PROBLEM DETAILS:
Images embedded in the records are excluded; print everything else exactly as given.

SUPPLIED INFORMATION:
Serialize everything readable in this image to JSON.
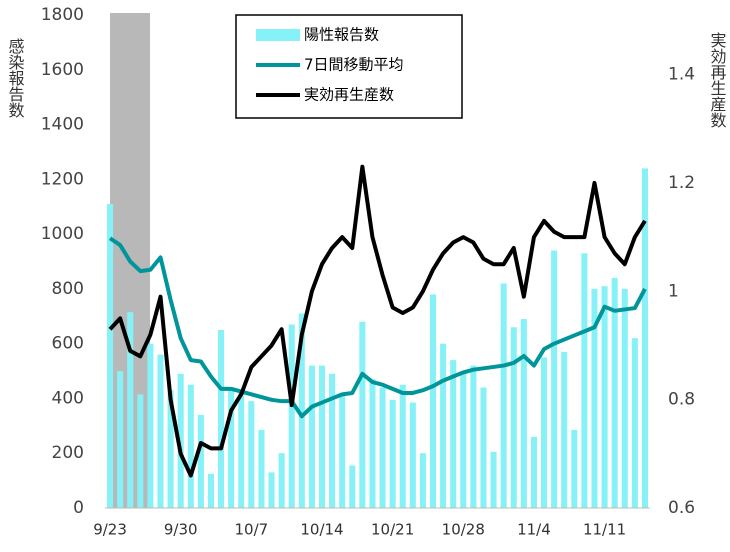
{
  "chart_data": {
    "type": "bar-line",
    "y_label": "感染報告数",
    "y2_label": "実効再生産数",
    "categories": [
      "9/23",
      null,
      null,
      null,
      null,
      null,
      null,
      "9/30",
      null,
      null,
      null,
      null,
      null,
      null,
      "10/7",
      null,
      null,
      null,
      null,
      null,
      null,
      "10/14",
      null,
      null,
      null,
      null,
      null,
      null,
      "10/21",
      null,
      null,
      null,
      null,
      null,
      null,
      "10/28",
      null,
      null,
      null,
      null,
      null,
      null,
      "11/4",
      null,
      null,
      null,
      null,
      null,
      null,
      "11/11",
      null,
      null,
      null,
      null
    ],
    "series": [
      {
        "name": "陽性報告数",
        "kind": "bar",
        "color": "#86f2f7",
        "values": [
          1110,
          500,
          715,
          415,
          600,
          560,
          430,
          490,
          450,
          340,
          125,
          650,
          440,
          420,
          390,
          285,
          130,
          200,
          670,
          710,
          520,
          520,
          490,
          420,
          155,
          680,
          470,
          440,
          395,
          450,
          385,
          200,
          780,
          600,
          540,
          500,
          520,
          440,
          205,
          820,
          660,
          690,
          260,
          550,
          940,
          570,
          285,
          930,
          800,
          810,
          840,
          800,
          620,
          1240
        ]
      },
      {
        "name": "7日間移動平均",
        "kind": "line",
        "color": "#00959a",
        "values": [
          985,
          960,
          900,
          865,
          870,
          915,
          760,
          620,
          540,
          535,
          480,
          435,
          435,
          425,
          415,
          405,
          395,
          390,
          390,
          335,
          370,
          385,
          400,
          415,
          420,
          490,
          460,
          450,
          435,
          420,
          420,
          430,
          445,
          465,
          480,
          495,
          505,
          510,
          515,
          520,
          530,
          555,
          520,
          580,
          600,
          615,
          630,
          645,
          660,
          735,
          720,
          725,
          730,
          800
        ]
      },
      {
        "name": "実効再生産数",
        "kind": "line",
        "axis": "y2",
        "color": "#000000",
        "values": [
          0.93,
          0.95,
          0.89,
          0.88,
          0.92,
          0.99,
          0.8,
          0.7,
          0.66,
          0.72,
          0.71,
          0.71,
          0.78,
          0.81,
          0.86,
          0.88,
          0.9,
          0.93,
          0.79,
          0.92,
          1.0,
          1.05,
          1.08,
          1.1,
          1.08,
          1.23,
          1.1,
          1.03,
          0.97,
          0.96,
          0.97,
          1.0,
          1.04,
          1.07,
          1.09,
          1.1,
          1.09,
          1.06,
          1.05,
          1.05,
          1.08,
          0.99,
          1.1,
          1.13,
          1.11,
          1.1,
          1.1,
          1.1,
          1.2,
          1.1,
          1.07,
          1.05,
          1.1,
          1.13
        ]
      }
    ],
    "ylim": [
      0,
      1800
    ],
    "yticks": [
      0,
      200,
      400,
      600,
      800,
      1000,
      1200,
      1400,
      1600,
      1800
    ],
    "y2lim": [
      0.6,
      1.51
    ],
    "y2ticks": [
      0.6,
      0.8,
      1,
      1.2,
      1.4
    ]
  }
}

CORRECT OUTPUT:
Serialize everything readable in this image to JSON.
{
  "chart_data": {
    "type": "bar-line",
    "y_label": "感染報告数",
    "y2_label": "実効再生産数",
    "categories": [
      "9/23",
      null,
      null,
      null,
      null,
      null,
      null,
      "9/30",
      null,
      null,
      null,
      null,
      null,
      null,
      "10/7",
      null,
      null,
      null,
      null,
      null,
      null,
      "10/14",
      null,
      null,
      null,
      null,
      null,
      null,
      "10/21",
      null,
      null,
      null,
      null,
      null,
      null,
      "10/28",
      null,
      null,
      null,
      null,
      null,
      null,
      "11/4",
      null,
      null,
      null,
      null,
      null,
      null,
      "11/11",
      null,
      null,
      null,
      null
    ],
    "series": [
      {
        "name": "陽性報告数",
        "kind": "bar",
        "color": "#86f2f7",
        "values": [
          1110,
          500,
          715,
          415,
          600,
          560,
          430,
          490,
          450,
          340,
          125,
          650,
          440,
          420,
          390,
          285,
          130,
          200,
          670,
          710,
          520,
          520,
          490,
          420,
          155,
          680,
          470,
          440,
          395,
          450,
          385,
          200,
          780,
          600,
          540,
          500,
          520,
          440,
          205,
          820,
          660,
          690,
          260,
          550,
          940,
          570,
          285,
          930,
          800,
          810,
          840,
          800,
          620,
          1240
        ]
      },
      {
        "name": "7日間移動平均",
        "kind": "line",
        "color": "#00959a",
        "values": [
          985,
          960,
          900,
          865,
          870,
          915,
          760,
          620,
          540,
          535,
          480,
          435,
          435,
          425,
          415,
          405,
          395,
          390,
          390,
          335,
          370,
          385,
          400,
          415,
          420,
          490,
          460,
          450,
          435,
          420,
          420,
          430,
          445,
          465,
          480,
          495,
          505,
          510,
          515,
          520,
          530,
          555,
          520,
          580,
          600,
          615,
          630,
          645,
          660,
          735,
          720,
          725,
          730,
          800
        ]
      },
      {
        "name": "実効再生産数",
        "kind": "line",
        "axis": "y2",
        "color": "#000000",
        "values": [
          0.93,
          0.95,
          0.89,
          0.88,
          0.92,
          0.99,
          0.8,
          0.7,
          0.66,
          0.72,
          0.71,
          0.71,
          0.78,
          0.81,
          0.86,
          0.88,
          0.9,
          0.93,
          0.79,
          0.92,
          1.0,
          1.05,
          1.08,
          1.1,
          1.08,
          1.23,
          1.1,
          1.03,
          0.97,
          0.96,
          0.97,
          1.0,
          1.04,
          1.07,
          1.09,
          1.1,
          1.09,
          1.06,
          1.05,
          1.05,
          1.08,
          0.99,
          1.1,
          1.13,
          1.11,
          1.1,
          1.1,
          1.1,
          1.2,
          1.1,
          1.07,
          1.05,
          1.1,
          1.13
        ]
      }
    ],
    "ylim": [
      0,
      1800
    ],
    "yticks": [
      0,
      200,
      400,
      600,
      800,
      1000,
      1200,
      1400,
      1600,
      1800
    ],
    "y2lim": [
      0.6,
      1.51
    ],
    "y2ticks": [
      0.6,
      0.8,
      1,
      1.2,
      1.4
    ]
  }
}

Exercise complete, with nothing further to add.